- Set problem -
Pull every "Дарья" line out of the data below.

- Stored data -

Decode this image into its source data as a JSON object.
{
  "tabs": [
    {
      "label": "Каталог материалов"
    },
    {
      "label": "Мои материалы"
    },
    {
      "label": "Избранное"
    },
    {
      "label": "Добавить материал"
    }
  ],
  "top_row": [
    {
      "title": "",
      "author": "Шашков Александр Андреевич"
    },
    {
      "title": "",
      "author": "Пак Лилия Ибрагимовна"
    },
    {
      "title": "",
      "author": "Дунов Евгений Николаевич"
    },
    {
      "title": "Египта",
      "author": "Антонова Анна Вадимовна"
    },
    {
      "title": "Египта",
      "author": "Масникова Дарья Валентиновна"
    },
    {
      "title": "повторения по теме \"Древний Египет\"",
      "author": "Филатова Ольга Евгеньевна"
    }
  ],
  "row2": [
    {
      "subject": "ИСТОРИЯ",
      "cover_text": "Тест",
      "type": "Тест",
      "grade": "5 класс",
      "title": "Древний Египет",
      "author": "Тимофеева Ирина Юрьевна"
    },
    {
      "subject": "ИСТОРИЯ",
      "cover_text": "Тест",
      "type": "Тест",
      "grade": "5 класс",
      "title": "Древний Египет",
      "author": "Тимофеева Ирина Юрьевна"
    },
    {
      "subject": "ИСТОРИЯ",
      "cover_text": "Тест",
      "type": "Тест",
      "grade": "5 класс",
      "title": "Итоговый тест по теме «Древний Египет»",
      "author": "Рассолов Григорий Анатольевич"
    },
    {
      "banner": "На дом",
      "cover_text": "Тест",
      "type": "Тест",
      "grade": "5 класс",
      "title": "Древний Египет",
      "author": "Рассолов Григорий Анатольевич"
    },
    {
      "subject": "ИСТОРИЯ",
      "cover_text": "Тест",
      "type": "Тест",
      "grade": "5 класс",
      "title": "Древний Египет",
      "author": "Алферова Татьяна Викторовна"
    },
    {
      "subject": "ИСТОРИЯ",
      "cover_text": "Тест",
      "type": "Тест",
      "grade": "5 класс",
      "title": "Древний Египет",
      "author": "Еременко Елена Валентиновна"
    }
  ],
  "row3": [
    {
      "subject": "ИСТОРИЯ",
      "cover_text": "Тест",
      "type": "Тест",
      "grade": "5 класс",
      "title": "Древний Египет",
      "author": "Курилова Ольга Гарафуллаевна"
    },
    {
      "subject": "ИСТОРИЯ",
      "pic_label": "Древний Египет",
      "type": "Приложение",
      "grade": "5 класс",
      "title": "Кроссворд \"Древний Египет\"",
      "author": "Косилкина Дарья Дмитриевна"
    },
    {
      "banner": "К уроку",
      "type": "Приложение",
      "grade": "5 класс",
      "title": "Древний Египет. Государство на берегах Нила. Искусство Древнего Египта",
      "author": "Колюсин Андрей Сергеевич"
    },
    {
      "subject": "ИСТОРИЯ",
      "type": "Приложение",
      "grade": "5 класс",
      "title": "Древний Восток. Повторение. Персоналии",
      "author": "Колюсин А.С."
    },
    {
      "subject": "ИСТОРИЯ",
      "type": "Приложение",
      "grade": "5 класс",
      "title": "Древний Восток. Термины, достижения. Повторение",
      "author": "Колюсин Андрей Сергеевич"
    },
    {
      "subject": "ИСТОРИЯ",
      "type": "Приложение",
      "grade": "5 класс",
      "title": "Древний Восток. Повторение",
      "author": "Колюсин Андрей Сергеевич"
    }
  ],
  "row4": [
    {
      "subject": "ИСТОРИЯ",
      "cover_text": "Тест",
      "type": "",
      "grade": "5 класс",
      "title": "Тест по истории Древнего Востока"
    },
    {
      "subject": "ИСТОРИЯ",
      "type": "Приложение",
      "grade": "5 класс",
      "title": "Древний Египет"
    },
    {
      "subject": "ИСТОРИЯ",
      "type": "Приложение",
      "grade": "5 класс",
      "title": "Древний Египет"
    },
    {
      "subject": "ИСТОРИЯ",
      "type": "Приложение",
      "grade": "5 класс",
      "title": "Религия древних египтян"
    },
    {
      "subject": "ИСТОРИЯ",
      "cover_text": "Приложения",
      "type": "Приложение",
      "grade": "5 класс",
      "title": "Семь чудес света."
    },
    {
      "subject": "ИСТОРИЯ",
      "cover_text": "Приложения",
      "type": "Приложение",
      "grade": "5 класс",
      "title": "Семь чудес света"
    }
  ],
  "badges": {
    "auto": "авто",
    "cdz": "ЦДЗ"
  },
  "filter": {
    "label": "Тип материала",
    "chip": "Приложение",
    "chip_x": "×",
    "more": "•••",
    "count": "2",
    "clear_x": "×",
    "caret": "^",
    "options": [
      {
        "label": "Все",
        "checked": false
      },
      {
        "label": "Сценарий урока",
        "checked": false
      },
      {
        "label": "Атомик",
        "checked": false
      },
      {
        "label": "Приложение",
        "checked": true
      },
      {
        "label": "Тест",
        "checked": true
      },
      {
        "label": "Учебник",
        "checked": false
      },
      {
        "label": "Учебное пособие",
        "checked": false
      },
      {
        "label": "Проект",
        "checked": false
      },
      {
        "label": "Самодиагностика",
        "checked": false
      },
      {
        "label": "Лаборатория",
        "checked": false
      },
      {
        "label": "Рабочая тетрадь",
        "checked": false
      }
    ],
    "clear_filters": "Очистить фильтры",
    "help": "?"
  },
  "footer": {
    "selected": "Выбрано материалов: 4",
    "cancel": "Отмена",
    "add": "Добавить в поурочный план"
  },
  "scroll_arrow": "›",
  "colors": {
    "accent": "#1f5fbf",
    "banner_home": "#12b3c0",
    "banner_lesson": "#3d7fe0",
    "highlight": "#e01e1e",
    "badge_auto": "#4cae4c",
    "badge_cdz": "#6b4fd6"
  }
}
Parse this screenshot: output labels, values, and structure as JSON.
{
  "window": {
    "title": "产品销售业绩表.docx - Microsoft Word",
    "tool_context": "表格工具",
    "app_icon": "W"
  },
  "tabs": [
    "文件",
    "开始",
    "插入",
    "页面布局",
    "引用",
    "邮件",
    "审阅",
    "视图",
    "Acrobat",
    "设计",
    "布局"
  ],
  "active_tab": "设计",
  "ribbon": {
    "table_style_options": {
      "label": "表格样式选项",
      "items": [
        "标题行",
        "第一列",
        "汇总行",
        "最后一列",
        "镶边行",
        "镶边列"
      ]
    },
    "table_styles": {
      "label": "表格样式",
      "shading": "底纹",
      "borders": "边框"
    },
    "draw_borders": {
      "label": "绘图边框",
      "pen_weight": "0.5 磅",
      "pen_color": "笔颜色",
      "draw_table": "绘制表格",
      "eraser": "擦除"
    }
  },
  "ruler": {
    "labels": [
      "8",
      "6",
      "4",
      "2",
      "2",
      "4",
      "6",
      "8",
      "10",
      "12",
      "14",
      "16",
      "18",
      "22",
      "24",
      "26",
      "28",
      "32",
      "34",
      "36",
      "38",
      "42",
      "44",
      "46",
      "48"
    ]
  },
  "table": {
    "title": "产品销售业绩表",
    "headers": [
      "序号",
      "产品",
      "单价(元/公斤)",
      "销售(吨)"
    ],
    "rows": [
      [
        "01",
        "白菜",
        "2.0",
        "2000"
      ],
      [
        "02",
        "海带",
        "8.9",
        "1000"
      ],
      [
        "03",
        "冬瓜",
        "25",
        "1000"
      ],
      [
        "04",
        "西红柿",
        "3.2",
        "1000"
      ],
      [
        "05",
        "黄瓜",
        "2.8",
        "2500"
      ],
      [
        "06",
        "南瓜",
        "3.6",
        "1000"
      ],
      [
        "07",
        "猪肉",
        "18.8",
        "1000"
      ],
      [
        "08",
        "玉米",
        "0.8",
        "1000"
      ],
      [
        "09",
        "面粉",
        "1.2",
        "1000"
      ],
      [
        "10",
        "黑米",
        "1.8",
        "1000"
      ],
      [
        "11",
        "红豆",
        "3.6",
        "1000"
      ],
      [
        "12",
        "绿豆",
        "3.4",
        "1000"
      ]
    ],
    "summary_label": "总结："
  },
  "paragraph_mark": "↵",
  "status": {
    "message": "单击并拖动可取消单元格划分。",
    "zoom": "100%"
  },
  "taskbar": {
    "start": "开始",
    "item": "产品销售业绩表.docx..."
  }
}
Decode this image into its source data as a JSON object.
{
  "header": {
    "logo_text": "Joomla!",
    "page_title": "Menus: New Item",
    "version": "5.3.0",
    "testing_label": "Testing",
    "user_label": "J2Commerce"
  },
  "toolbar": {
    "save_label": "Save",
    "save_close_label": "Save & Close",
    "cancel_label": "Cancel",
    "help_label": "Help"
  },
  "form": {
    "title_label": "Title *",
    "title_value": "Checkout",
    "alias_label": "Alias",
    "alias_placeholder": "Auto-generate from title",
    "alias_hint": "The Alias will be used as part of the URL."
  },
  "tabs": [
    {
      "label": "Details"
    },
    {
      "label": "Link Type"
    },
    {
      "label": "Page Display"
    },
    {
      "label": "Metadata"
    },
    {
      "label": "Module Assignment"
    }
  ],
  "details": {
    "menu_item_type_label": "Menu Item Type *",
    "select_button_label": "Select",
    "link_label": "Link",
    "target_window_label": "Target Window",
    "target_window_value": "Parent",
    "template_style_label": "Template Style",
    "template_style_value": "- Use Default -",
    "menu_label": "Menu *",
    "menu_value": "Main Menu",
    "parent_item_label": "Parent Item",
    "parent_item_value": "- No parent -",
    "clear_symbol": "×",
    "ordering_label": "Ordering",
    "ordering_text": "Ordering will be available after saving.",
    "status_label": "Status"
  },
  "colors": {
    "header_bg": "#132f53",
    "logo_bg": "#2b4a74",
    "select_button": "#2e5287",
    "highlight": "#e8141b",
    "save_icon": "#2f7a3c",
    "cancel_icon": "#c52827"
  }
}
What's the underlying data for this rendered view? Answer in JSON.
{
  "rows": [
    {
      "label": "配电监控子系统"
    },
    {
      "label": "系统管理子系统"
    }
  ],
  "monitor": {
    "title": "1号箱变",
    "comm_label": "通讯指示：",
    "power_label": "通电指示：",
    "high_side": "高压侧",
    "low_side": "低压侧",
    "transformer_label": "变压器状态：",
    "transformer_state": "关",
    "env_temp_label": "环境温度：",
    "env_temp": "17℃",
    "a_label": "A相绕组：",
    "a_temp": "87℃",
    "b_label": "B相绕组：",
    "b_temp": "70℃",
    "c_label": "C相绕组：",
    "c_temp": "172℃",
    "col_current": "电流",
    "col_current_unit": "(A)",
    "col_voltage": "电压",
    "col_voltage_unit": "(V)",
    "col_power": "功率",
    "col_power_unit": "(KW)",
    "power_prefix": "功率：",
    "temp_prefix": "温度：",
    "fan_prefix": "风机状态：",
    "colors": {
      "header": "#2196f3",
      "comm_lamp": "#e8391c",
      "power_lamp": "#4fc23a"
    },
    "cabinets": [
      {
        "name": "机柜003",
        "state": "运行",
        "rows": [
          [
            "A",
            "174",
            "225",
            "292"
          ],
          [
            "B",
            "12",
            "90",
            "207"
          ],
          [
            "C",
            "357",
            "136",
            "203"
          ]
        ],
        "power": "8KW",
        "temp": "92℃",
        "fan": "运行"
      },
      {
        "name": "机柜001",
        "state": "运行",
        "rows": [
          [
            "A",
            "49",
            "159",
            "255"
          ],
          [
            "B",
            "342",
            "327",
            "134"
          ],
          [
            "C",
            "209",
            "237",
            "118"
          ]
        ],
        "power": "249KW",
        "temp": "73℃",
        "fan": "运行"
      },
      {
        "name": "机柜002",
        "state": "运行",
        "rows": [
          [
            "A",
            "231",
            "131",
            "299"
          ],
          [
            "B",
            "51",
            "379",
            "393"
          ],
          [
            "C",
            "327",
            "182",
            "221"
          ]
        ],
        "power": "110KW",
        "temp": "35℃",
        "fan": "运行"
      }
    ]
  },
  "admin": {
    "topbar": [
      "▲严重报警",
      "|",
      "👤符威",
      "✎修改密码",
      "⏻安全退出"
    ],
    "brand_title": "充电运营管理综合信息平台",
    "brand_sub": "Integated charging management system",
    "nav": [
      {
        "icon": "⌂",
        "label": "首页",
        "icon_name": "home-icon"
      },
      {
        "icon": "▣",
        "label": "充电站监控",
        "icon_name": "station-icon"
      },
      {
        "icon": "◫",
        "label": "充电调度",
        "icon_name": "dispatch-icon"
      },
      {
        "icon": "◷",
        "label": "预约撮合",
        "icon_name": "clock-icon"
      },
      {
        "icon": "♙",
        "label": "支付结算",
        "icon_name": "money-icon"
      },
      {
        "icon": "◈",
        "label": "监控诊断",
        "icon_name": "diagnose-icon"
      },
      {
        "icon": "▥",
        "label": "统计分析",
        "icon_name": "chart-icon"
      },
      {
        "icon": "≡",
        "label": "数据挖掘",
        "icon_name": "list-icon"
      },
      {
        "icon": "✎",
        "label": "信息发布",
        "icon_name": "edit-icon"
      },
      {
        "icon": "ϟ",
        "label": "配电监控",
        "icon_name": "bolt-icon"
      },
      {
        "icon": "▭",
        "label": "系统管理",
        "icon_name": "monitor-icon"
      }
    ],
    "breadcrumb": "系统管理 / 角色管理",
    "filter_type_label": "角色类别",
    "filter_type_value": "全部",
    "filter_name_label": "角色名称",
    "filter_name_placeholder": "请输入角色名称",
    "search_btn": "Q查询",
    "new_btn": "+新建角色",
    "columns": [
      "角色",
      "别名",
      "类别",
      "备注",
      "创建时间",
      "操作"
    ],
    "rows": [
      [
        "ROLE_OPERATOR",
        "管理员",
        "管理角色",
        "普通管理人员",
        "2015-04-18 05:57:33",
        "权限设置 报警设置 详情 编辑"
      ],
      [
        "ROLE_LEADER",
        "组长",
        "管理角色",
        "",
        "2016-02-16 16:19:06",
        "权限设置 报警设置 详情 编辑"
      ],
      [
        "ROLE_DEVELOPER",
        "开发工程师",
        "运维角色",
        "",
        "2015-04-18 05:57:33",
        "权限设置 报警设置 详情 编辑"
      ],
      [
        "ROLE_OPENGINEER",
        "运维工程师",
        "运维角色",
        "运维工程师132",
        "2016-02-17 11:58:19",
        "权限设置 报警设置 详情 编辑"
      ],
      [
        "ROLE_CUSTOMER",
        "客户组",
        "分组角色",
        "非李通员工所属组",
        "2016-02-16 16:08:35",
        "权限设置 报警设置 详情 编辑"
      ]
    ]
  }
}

- Answer for the task -
      "author": "Масникова Дарья Валентиновна"
      "author": "Косилкина Дарья Дмитриевна"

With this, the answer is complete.